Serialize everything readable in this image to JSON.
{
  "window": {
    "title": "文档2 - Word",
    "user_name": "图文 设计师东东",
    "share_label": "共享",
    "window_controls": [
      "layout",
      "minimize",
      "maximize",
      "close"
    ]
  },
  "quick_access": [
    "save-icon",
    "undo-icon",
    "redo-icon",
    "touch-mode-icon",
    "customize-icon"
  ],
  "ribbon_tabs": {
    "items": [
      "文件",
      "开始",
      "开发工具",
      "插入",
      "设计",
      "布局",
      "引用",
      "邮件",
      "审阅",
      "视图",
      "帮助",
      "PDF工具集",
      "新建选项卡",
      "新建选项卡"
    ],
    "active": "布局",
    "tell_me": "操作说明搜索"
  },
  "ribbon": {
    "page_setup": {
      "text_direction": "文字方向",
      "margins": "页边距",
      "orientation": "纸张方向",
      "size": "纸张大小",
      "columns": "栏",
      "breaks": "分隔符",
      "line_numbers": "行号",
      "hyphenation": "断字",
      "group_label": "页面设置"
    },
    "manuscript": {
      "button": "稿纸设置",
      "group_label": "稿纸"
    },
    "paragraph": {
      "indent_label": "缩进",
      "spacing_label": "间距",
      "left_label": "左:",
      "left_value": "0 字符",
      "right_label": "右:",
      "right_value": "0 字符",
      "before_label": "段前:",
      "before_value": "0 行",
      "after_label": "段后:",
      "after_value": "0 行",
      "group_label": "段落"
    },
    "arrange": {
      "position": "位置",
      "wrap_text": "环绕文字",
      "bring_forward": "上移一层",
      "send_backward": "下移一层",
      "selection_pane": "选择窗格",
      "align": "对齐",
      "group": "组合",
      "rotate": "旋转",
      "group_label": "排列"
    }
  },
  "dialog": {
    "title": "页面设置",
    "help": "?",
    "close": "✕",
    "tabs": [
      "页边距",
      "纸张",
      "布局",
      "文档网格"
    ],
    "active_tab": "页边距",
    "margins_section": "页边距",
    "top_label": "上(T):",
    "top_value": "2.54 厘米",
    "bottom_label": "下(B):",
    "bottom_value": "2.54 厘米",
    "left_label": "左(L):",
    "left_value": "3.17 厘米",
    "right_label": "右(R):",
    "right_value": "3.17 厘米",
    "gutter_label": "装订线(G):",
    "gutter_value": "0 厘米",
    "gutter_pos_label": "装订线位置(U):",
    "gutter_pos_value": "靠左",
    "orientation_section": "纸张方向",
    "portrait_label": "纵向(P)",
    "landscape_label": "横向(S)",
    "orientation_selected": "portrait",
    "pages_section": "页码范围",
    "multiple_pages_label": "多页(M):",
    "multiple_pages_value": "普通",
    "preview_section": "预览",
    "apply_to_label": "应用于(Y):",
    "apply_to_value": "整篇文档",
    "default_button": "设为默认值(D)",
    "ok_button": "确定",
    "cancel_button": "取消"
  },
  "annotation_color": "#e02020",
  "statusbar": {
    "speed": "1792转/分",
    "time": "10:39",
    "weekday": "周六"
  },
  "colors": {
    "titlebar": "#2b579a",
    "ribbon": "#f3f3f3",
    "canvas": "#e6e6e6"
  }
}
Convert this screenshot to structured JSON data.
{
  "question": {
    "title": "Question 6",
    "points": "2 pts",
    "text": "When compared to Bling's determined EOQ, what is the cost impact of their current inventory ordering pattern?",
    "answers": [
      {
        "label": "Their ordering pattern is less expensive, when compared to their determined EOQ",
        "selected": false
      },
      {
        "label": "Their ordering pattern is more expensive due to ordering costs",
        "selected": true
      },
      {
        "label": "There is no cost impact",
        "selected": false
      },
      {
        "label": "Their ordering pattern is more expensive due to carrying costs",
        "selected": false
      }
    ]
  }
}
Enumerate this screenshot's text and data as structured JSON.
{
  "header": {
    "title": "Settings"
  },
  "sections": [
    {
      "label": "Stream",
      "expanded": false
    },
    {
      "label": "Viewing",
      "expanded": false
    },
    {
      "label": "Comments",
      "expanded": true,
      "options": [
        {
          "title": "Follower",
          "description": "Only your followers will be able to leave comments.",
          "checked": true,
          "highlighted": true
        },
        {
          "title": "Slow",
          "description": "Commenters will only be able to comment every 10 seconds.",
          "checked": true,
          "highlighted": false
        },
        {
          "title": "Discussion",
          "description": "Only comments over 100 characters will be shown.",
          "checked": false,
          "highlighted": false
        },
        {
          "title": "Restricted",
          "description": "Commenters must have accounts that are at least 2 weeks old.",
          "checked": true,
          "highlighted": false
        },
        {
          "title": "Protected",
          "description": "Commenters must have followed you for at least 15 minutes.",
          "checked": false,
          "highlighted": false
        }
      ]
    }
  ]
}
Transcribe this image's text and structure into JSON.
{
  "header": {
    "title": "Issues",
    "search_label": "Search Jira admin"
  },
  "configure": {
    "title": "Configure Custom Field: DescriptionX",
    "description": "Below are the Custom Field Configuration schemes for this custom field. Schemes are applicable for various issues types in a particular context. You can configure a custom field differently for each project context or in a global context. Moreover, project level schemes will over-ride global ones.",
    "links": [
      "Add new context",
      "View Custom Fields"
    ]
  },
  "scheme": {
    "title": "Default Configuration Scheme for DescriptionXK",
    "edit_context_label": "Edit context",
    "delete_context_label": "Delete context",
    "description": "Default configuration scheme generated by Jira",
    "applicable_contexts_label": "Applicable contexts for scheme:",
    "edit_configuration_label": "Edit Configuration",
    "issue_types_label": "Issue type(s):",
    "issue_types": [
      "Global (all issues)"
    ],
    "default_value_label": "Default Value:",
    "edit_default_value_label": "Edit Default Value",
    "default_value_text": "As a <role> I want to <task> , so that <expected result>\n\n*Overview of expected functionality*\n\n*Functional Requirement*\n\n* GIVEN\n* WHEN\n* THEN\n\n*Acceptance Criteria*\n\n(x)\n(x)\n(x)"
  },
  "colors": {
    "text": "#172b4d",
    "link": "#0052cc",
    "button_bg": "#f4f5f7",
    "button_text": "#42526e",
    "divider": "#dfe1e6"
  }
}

=-=-=-=-=

[To do]: Reproduce all of the data exactly as given.

[Expected output]:
Serialize everything readable in this image to JSON.
{
  "window": {
    "title": "文档2 - Word",
    "user_name": "图文 设计师东东",
    "share_label": "共享",
    "window_controls": [
      "layout",
      "minimize",
      "maximize",
      "close"
    ]
  },
  "quick_access": [
    "save-icon",
    "undo-icon",
    "redo-icon",
    "touch-mode-icon",
    "customize-icon"
  ],
  "ribbon_tabs": {
    "items": [
      "文件",
      "开始",
      "开发工具",
      "插入",
      "设计",
      "布局",
      "引用",
      "邮件",
      "审阅",
      "视图",
      "帮助",
      "PDF工具集",
      "新建选项卡",
      "新建选项卡"
    ],
    "active": "布局",
    "tell_me": "操作说明搜索"
  },
  "ribbon": {
    "page_setup": {
      "text_direction": "文字方向",
      "margins": "页边距",
      "orientation": "纸张方向",
      "size": "纸张大小",
      "columns": "栏",
      "breaks": "分隔符",
      "line_numbers": "行号",
      "hyphenation": "断字",
      "group_label": "页面设置"
    },
    "manuscript": {
      "button": "稿纸设置",
      "group_label": "稿纸"
    },
    "paragraph": {
      "indent_label": "缩进",
      "spacing_label": "间距",
      "left_label": "左:",
      "left_value": "0 字符",
      "right_label": "右:",
      "right_value": "0 字符",
      "before_label": "段前:",
      "before_value": "0 行",
      "after_label": "段后:",
      "after_value": "0 行",
      "group_label": "段落"
    },
    "arrange": {
      "position": "位置",
      "wrap_text": "环绕文字",
      "bring_forward": "上移一层",
      "send_backward": "下移一层",
      "selection_pane": "选择窗格",
      "align": "对齐",
      "group": "组合",
      "rotate": "旋转",
      "group_label": "排列"
    }
  },
  "dialog": {
    "title": "页面设置",
    "help": "?",
    "close": "✕",
    "tabs": [
      "页边距",
      "纸张",
      "布局",
      "文档网格"
    ],
    "active_tab": "页边距",
    "margins_section": "页边距",
    "top_label": "上(T):",
    "top_value": "2.54 厘米",
    "bottom_label": "下(B):",
    "bottom_value": "2.54 厘米",
    "left_label": "左(L):",
    "left_value": "3.17 厘米",
    "right_label": "右(R):",
    "right_value": "3.17 厘米",
    "gutter_label": "装订线(G):",
    "gutter_value": "0 厘米",
    "gutter_pos_label": "装订线位置(U):",
    "gutter_pos_value": "靠左",
    "orientation_section": "纸张方向",
    "portrait_label": "纵向(P)",
    "landscape_label": "横向(S)",
    "orientation_selected": "portrait",
    "pages_section": "页码范围",
    "multiple_pages_label": "多页(M):",
    "multiple_pages_value": "普通",
    "preview_section": "预览",
    "apply_to_label": "应用于(Y):",
    "apply_to_value": "整篇文档",
    "default_button": "设为默认值(D)",
    "ok_button": "确定",
    "cancel_button": "取消"
  },
  "annotation_color": "#e02020",
  "statusbar": {
    "speed": "1792转/分",
    "time": "10:39",
    "weekday": "周六"
  },
  "colors": {
    "titlebar": "#2b579a",
    "ribbon": "#f3f3f3",
    "canvas": "#e6e6e6"
  }
}
Convert this screenshot to structured JSON data.
{
  "question": {
    "title": "Question 6",
    "points": "2 pts",
    "text": "When compared to Bling's determined EOQ, what is the cost impact of their current inventory ordering pattern?",
    "answers": [
      {
        "label": "Their ordering pattern is less expensive, when compared to their determined EOQ",
        "selected": false
      },
      {
        "label": "Their ordering pattern is more expensive due to ordering costs",
        "selected": true
      },
      {
        "label": "There is no cost impact",
        "selected": false
      },
      {
        "label": "Their ordering pattern is more expensive due to carrying costs",
        "selected": false
      }
    ]
  }
}
Enumerate this screenshot's text and data as structured JSON.
{
  "header": {
    "title": "Settings"
  },
  "sections": [
    {
      "label": "Stream",
      "expanded": false
    },
    {
      "label": "Viewing",
      "expanded": false
    },
    {
      "label": "Comments",
      "expanded": true,
      "options": [
        {
          "title": "Follower",
          "description": "Only your followers will be able to leave comments.",
          "checked": true,
          "highlighted": true
        },
        {
          "title": "Slow",
          "description": "Commenters will only be able to comment every 10 seconds.",
          "checked": true,
          "highlighted": false
        },
        {
          "title": "Discussion",
          "description": "Only comments over 100 characters will be shown.",
          "checked": false,
          "highlighted": false
        },
        {
          "title": "Restricted",
          "description": "Commenters must have accounts that are at least 2 weeks old.",
          "checked": true,
          "highlighted": false
        },
        {
          "title": "Protected",
          "description": "Commenters must have followed you for at least 15 minutes.",
          "checked": false,
          "highlighted": false
        }
      ]
    }
  ]
}
Transcribe this image's text and structure into JSON.
{
  "header": {
    "title": "Issues",
    "search_label": "Search Jira admin"
  },
  "configure": {
    "title": "Configure Custom Field: DescriptionX",
    "description": "Below are the Custom Field Configuration schemes for this custom field. Schemes are applicable for various issues types in a particular context. You can configure a custom field differently for each project context or in a global context. Moreover, project level schemes will over-ride global ones.",
    "links": [
      "Add new context",
      "View Custom Fields"
    ]
  },
  "scheme": {
    "title": "Default Configuration Scheme for DescriptionXK",
    "edit_context_label": "Edit context",
    "delete_context_label": "Delete context",
    "description": "Default configuration scheme generated by Jira",
    "applicable_contexts_label": "Applicable contexts for scheme:",
    "edit_configuration_label": "Edit Configuration",
    "issue_types_label": "Issue type(s):",
    "issue_types": [
      "Global (all issues)"
    ],
    "default_value_label": "Default Value:",
    "edit_default_value_label": "Edit Default Value",
    "default_value_text": "As a <role> I want to <task> , so that <expected result>\n\n*Overview of expected functionality*\n\n*Functional Requirement*\n\n* GIVEN\n* WHEN\n* THEN\n\n*Acceptance Criteria*\n\n(x)\n(x)\n(x)"
  },
  "colors": {
    "text": "#172b4d",
    "link": "#0052cc",
    "button_bg": "#f4f5f7",
    "button_text": "#42526e",
    "divider": "#dfe1e6"
  }
}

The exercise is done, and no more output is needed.